## [Work to be completed]
Pull every line with the word "dịch" out of the entries below.

++++++

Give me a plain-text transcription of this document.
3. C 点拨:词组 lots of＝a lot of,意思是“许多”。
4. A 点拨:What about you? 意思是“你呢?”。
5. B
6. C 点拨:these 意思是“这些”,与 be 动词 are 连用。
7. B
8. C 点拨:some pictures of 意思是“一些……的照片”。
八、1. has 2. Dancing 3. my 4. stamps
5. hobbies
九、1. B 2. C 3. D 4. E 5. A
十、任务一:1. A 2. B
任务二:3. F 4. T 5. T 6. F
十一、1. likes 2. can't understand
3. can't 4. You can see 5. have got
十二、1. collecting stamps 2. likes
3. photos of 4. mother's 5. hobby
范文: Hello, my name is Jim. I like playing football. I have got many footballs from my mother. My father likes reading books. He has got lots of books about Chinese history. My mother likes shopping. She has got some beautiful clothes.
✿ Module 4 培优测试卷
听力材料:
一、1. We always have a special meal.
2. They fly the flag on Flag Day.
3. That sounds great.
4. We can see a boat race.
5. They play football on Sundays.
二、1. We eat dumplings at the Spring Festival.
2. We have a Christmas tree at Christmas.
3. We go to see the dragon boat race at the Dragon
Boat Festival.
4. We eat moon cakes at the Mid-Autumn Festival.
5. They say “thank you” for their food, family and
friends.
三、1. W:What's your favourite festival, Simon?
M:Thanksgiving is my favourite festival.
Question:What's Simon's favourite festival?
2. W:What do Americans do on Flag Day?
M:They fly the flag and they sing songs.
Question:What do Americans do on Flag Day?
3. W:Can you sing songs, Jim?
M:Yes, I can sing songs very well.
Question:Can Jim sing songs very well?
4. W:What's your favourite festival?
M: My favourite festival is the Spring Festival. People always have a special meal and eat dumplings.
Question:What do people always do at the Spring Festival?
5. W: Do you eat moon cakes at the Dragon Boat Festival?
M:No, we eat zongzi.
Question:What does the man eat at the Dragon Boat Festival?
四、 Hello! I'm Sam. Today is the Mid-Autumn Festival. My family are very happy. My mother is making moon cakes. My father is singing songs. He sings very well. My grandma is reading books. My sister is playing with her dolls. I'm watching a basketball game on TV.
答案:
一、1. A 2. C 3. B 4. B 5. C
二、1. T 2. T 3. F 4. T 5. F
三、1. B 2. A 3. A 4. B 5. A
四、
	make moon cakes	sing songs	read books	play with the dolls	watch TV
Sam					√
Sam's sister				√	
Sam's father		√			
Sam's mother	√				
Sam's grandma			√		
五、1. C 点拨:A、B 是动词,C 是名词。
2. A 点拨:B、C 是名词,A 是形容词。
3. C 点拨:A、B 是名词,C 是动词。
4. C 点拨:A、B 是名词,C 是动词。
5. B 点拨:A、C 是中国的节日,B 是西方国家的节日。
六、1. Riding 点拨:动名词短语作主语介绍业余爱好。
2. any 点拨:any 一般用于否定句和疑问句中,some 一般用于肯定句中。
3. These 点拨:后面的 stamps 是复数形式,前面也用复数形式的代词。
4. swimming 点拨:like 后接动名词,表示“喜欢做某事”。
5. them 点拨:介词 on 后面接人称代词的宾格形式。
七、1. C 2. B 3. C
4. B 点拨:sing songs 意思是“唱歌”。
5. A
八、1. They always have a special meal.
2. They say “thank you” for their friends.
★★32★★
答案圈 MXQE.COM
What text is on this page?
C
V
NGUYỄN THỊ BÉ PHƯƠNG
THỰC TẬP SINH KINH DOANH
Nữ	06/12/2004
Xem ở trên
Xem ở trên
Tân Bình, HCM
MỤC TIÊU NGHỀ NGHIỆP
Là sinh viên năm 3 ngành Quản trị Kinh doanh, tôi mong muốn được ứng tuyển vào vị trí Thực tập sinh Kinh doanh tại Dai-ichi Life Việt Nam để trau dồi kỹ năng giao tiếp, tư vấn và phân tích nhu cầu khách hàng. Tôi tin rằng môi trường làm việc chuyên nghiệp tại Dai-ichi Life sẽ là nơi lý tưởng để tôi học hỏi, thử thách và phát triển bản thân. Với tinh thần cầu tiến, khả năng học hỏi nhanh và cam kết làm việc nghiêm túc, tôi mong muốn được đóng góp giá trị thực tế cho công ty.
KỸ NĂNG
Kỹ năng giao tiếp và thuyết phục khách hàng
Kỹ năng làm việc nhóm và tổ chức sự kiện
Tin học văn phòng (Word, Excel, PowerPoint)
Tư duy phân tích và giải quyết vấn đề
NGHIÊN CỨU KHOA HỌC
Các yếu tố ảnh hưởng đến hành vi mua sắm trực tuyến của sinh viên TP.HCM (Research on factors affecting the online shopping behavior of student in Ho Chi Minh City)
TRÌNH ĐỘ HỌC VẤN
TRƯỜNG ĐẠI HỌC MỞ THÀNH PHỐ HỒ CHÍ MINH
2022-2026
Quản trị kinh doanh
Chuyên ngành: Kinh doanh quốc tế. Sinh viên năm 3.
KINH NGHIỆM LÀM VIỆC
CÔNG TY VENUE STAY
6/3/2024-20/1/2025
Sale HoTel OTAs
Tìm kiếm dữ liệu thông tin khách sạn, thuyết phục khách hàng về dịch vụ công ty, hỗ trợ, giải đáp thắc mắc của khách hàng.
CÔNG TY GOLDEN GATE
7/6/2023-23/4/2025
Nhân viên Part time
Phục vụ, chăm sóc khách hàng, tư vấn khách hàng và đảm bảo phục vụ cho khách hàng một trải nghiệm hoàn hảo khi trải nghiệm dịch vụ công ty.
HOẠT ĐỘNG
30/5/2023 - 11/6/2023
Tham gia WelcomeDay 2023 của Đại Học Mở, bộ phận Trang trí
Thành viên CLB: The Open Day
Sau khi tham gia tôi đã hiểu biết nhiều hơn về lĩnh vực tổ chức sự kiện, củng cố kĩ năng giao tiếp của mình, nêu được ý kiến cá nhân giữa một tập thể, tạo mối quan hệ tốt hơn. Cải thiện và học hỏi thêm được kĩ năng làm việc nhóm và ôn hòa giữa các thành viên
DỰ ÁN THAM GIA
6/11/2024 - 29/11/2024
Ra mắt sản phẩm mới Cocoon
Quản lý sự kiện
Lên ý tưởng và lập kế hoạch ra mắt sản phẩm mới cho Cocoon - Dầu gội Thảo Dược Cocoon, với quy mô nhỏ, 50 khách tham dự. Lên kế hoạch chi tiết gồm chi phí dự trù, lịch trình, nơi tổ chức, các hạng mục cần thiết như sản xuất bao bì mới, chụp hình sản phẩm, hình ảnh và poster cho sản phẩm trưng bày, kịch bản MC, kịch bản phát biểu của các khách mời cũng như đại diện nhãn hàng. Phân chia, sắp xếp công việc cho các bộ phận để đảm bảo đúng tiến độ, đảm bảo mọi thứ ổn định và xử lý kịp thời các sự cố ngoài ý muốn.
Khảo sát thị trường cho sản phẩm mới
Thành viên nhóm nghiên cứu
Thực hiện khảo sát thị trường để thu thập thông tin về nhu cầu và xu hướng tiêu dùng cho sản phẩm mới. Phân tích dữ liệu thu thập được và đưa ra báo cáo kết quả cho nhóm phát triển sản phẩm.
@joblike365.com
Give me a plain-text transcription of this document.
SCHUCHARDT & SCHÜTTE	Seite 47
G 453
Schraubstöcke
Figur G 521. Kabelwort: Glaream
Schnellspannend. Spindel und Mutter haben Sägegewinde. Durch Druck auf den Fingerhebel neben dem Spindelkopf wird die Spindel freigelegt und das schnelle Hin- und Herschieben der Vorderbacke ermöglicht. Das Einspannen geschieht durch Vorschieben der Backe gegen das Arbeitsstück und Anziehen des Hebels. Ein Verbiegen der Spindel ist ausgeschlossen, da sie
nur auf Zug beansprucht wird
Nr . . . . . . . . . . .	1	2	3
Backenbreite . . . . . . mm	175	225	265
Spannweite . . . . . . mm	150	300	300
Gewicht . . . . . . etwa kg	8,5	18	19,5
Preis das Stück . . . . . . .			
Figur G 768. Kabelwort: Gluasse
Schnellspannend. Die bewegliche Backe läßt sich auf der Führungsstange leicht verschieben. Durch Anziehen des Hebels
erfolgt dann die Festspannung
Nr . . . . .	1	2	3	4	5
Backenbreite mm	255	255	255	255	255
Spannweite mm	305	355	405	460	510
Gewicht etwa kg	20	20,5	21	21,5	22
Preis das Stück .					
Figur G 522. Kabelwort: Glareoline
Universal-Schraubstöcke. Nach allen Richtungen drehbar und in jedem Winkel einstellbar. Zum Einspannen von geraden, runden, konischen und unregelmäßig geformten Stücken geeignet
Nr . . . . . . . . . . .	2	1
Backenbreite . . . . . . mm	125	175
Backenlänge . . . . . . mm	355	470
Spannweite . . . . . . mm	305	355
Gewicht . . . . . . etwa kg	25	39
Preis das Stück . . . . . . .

++++++

## [Written response]
Tìm kiếm dữ liệu thông tin khách sạn, thuyết phục khách hàng về dịch vụ công ty, hỗ trợ, giải đáp thắc mắc của khách hàng.
Phục vụ, chăm sóc khách hàng, tư vấn khách hàng và đảm bảo phục vụ cho khách hàng một trải nghiệm hoàn hảo khi trải nghiệm dịch vụ công ty.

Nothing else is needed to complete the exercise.